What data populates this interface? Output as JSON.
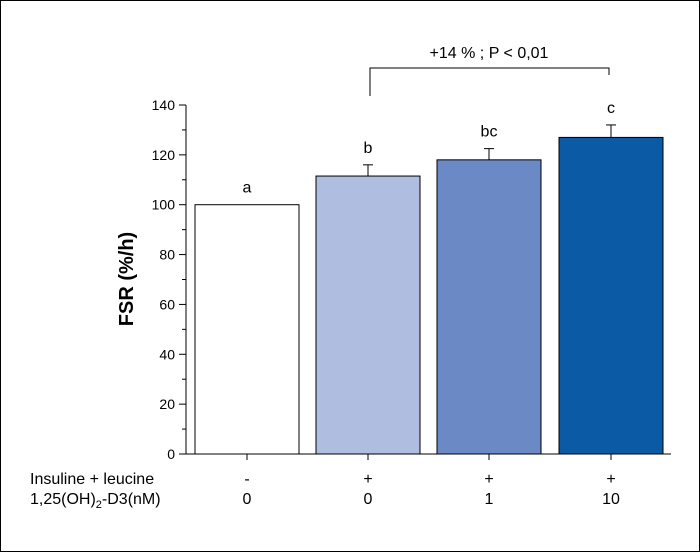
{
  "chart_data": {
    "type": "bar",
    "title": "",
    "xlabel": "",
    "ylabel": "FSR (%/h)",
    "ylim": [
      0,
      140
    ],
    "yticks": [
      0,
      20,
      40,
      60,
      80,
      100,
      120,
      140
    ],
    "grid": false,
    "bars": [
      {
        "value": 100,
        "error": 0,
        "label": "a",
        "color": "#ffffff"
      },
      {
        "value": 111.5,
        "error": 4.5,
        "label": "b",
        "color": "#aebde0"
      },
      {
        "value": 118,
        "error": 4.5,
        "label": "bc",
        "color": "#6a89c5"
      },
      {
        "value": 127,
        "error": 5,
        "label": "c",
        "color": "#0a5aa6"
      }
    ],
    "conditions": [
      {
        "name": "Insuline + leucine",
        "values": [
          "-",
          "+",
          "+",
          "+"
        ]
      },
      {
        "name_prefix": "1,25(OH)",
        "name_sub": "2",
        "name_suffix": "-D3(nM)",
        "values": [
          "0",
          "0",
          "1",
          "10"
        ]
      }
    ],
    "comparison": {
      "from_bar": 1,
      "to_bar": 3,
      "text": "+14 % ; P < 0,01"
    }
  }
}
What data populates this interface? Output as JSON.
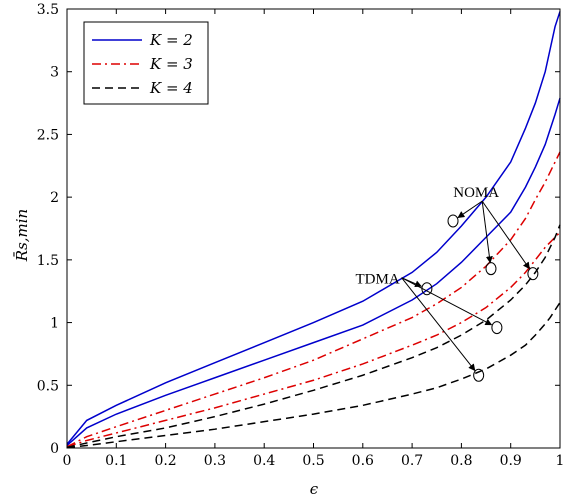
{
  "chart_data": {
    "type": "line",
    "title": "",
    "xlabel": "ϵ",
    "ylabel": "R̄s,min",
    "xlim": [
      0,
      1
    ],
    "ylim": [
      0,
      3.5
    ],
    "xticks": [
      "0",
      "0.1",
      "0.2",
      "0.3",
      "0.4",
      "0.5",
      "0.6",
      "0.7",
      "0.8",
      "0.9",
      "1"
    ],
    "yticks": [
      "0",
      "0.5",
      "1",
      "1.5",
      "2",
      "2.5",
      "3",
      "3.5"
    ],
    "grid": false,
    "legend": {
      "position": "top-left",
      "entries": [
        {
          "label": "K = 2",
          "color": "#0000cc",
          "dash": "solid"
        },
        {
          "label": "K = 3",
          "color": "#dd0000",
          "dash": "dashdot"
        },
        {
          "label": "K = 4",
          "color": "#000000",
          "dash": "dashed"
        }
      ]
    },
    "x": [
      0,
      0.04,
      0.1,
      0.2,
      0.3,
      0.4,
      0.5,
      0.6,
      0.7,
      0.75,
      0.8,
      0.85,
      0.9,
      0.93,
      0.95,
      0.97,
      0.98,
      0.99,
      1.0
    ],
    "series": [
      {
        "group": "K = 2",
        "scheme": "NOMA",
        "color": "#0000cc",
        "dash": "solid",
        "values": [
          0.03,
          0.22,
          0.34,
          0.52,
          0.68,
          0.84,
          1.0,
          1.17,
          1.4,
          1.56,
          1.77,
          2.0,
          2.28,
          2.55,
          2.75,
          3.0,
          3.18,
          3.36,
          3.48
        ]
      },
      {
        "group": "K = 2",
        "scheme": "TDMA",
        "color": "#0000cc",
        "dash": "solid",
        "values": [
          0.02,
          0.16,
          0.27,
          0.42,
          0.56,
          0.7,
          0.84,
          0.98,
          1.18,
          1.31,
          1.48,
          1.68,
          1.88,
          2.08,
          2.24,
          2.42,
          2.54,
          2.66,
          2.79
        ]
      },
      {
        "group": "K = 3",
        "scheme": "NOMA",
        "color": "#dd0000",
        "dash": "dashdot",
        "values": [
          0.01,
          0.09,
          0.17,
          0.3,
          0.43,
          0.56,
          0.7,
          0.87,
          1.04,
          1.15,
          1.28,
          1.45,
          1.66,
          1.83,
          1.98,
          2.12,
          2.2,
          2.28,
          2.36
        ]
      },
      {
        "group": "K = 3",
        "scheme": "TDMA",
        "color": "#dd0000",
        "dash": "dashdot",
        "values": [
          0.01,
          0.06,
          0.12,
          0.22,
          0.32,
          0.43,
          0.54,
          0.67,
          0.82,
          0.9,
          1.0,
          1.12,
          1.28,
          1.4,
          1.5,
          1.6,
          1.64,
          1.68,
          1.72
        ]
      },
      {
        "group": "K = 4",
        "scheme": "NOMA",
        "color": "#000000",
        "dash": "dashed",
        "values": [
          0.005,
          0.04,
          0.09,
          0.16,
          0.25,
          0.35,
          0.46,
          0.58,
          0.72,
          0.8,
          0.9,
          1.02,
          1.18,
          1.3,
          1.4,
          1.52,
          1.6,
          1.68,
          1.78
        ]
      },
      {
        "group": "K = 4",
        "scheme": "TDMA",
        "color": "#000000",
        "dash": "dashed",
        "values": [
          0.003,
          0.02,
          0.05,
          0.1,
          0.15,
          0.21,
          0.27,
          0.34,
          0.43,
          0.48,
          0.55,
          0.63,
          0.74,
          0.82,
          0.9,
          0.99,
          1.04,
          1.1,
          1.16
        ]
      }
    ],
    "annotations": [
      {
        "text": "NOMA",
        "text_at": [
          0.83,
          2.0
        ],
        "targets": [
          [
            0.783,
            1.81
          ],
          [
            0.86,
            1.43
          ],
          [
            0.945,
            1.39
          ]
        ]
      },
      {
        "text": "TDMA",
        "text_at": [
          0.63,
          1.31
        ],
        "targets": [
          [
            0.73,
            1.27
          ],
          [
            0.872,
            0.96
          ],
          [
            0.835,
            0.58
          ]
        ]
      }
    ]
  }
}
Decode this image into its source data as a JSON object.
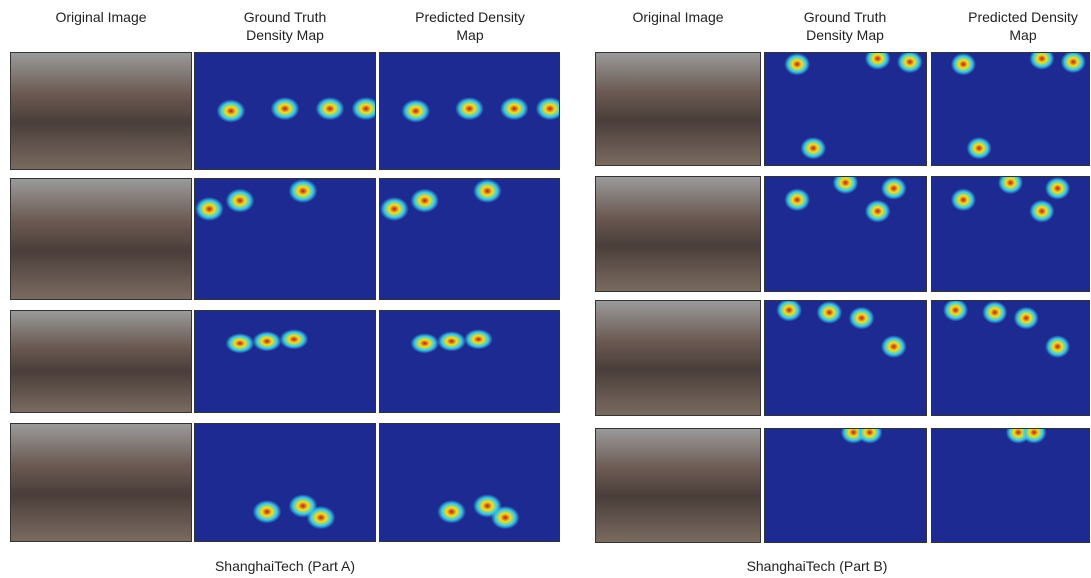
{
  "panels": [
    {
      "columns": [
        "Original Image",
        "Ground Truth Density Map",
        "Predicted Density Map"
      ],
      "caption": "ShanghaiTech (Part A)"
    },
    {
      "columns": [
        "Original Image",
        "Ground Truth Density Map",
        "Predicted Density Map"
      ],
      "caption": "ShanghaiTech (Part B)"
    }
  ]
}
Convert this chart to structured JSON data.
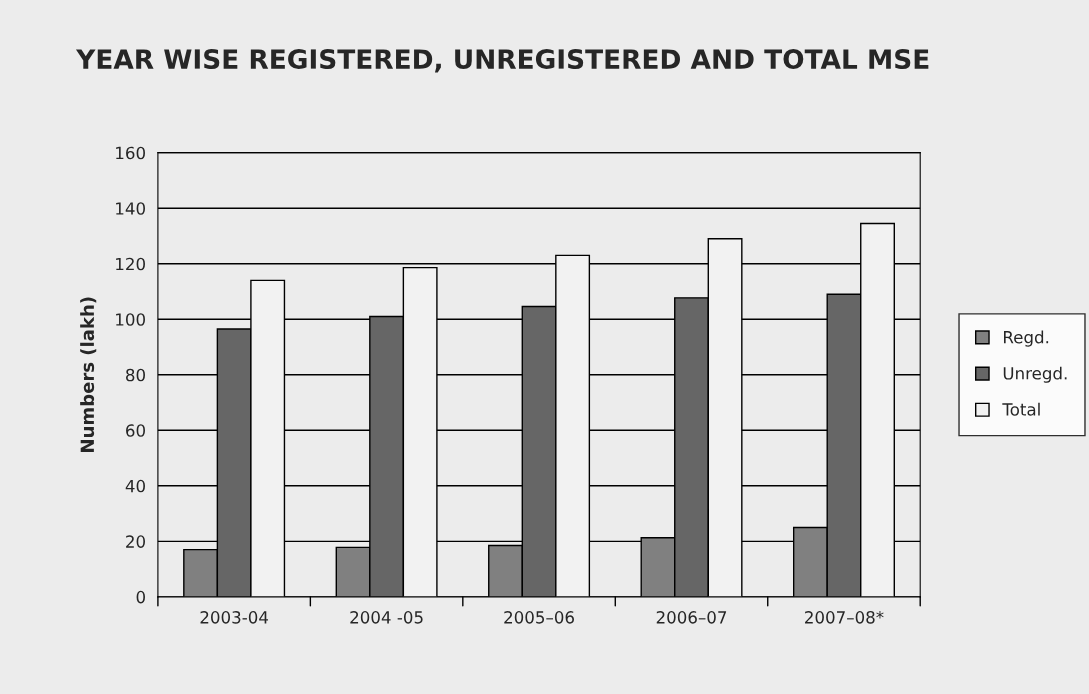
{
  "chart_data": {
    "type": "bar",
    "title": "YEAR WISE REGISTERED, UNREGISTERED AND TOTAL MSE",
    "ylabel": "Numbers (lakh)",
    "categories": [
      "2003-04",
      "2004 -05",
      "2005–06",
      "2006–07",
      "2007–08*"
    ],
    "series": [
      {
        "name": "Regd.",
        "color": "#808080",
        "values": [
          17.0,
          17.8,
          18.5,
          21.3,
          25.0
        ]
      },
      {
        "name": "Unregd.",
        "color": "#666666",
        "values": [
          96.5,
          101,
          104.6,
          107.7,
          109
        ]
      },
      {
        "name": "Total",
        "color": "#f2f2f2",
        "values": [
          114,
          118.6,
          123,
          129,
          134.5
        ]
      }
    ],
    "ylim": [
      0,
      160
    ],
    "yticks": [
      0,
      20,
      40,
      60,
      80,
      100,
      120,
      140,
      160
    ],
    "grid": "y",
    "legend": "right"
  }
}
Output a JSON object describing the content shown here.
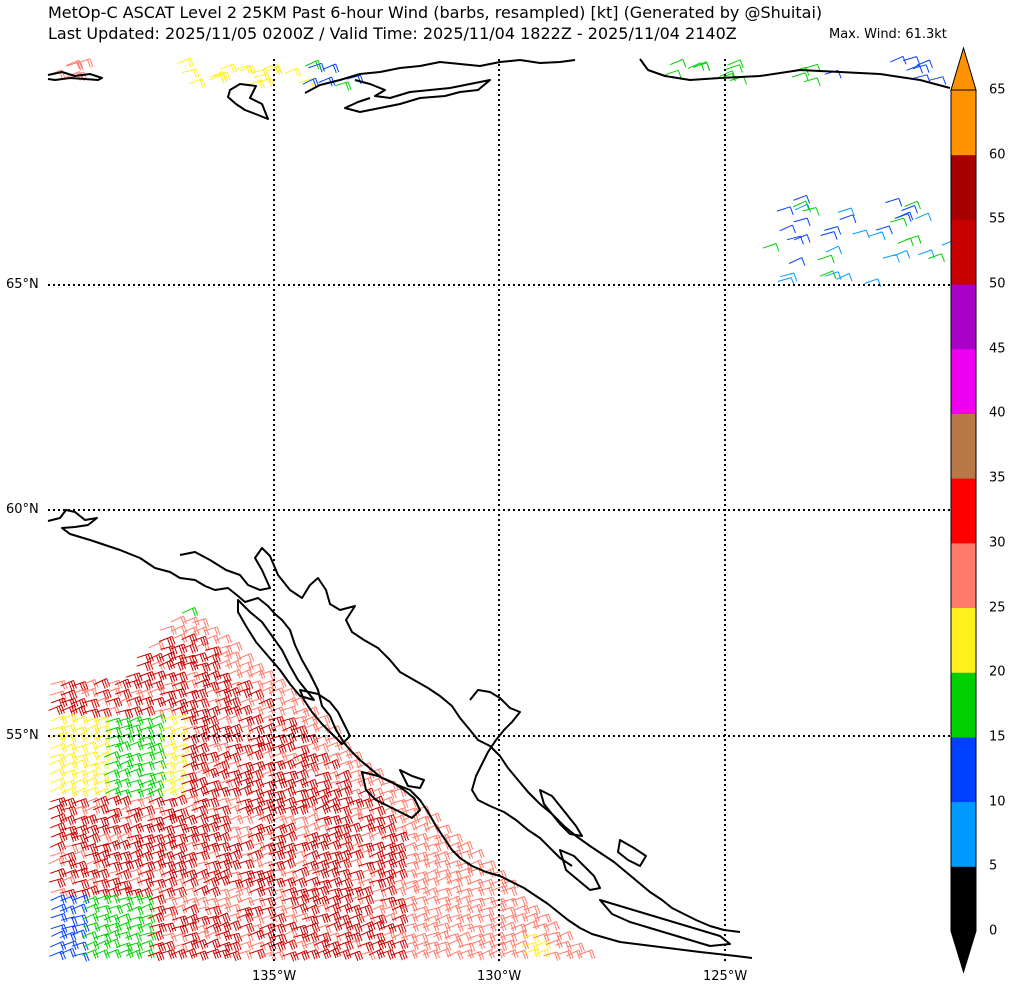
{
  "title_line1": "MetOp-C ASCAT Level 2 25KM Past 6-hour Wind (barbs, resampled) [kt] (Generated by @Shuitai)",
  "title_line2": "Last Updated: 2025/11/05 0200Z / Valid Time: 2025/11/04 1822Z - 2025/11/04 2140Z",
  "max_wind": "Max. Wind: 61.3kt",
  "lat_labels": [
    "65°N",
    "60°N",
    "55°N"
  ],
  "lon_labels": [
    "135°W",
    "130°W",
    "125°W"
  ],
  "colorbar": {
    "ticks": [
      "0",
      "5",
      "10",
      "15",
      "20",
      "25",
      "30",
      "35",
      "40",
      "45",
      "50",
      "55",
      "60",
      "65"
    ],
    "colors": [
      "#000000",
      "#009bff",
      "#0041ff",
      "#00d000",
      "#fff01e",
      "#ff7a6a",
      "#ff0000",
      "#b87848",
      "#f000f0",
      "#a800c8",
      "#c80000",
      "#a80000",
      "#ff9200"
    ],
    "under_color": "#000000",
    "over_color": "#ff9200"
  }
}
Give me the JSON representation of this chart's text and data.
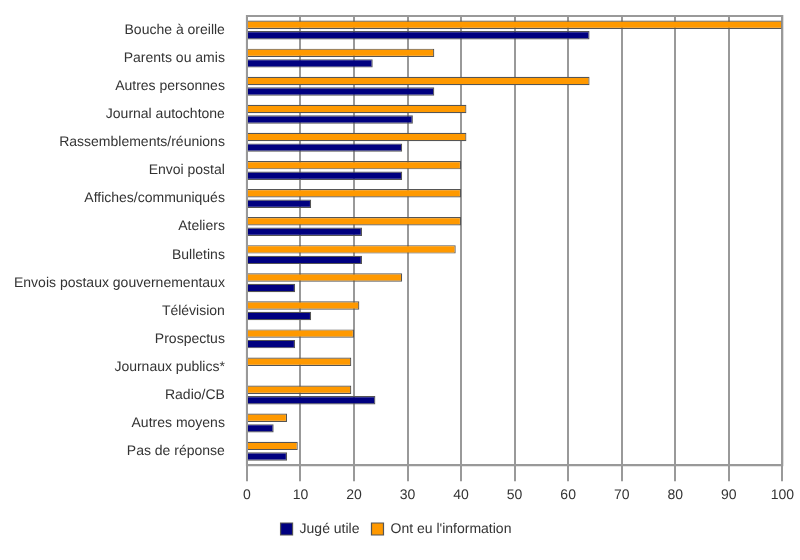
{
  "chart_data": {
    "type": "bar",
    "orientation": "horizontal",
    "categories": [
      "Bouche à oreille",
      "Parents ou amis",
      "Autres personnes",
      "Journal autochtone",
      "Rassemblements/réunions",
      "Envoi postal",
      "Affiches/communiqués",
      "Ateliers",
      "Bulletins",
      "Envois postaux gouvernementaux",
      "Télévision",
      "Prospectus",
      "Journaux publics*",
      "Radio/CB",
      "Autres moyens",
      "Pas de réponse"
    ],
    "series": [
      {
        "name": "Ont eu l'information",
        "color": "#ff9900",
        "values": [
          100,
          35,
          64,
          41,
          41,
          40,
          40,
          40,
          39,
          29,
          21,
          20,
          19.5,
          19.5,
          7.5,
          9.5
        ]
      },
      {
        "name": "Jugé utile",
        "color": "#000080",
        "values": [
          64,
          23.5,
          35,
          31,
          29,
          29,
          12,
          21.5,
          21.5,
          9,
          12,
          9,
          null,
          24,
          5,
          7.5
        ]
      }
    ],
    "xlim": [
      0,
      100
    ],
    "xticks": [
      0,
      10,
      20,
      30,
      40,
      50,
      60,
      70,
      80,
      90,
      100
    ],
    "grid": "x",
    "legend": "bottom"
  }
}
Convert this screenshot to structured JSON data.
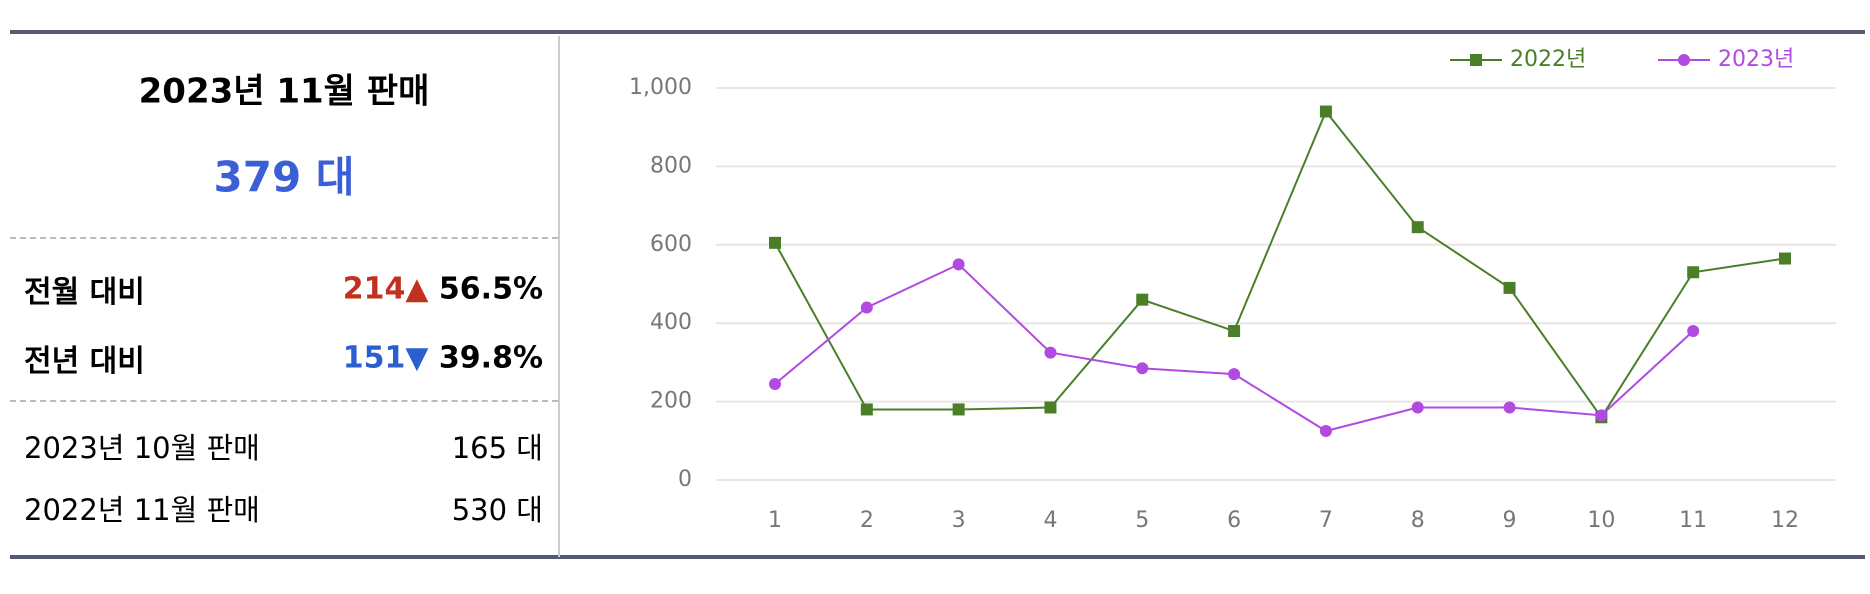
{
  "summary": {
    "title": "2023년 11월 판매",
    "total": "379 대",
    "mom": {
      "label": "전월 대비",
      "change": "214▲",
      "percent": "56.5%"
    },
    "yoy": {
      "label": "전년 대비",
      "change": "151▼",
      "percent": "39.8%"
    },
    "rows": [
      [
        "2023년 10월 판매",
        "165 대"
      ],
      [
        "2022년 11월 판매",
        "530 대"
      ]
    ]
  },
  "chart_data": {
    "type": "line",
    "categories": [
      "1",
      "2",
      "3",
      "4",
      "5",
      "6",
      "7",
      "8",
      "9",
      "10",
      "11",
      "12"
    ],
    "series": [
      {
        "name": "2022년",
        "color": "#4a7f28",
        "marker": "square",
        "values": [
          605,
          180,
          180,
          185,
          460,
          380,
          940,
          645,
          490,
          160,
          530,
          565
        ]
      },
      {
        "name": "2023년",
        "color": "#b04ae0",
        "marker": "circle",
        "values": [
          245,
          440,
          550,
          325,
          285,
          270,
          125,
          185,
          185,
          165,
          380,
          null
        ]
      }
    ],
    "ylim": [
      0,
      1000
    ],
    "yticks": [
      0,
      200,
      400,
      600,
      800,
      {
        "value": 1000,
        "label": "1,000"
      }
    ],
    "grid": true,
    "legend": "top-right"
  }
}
• • • •
Exercise task
Using the records above, copy each line that contains "caption".

Expected answer
      "caption": "ShanghaiTech (Part A)"
      "caption": "ShanghaiTech (Part B)"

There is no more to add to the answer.